WHAT YOU WILL DO: Search the listing below for the word "have" and copy each line where it appears.
───── RECORD EXCERPTS
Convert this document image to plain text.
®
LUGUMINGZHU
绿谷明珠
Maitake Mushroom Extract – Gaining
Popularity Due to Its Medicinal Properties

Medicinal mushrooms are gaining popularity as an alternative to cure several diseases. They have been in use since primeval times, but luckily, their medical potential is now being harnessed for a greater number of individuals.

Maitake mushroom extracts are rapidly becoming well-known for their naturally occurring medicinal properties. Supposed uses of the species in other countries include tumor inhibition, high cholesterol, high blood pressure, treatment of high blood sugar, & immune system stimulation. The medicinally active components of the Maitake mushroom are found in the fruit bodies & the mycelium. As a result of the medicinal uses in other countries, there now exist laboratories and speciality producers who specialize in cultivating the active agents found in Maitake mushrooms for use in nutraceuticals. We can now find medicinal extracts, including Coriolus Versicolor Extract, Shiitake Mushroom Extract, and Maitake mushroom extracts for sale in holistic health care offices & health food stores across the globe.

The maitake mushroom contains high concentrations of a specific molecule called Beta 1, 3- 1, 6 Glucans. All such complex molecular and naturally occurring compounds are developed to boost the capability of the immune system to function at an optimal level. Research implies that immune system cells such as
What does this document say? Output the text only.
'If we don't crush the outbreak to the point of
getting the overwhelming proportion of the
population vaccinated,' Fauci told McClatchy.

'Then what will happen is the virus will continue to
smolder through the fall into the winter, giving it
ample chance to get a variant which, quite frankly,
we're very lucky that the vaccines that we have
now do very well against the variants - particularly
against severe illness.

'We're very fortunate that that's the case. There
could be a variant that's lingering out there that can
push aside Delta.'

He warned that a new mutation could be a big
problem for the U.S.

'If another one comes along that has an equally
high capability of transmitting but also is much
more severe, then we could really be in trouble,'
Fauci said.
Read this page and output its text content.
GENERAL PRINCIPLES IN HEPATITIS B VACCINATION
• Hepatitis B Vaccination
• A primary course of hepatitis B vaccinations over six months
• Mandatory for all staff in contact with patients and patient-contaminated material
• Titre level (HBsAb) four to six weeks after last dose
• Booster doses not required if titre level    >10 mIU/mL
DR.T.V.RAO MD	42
──────────
OUTPUT OF THE TASK:
Medicinal mushrooms are gaining popularity as an alternative to cure several diseases. They have been in use since primeval times, but luckily, their medical potential is now being harnessed for a greater number of individuals.
we're very lucky that the vaccines that we have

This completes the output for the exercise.